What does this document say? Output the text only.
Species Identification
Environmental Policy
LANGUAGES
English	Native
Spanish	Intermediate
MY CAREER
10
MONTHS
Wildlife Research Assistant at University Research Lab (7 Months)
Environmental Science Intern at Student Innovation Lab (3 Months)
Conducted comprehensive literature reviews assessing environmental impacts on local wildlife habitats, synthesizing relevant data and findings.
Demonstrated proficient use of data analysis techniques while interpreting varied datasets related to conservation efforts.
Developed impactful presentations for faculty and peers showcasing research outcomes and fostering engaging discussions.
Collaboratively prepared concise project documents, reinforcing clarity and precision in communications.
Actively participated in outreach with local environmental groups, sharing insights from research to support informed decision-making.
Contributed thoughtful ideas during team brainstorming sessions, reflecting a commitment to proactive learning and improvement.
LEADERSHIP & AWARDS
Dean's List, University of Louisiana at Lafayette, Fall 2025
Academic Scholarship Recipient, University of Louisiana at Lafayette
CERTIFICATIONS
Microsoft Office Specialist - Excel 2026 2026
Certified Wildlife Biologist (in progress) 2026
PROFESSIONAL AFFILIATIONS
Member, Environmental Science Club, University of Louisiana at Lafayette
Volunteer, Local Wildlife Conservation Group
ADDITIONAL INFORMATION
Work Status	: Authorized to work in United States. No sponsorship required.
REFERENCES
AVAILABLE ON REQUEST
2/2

* * *

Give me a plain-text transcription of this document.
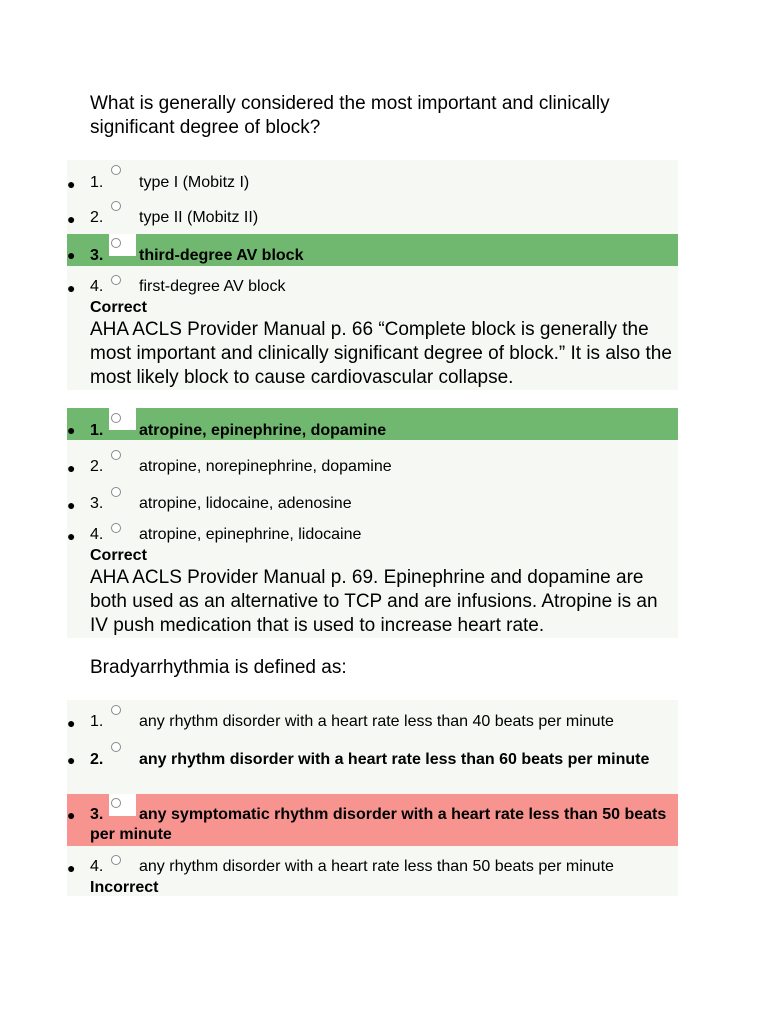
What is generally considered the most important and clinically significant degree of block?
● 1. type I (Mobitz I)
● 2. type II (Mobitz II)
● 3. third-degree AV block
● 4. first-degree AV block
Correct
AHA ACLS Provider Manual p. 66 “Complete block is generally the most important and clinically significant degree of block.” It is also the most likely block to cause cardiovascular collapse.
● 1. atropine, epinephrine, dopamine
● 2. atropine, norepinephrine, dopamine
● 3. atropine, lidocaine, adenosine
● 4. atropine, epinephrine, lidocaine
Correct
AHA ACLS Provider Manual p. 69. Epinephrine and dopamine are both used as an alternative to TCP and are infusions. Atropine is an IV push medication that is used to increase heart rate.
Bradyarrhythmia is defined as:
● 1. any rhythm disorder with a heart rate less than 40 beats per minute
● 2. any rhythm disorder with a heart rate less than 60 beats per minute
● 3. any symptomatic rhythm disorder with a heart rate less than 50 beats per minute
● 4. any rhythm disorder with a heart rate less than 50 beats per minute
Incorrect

## SET EXERCISE
Return a copy of every line that includes the word "beats".

## EXERCISE OUTPUT
● 1. any rhythm disorder with a heart rate less than 40 beats per minute
● 2. any rhythm disorder with a heart rate less than 60 beats per minute
● 3. any symptomatic rhythm disorder with a heart rate less than 50 beats per minute
● 4. any rhythm disorder with a heart rate less than 50 beats per minute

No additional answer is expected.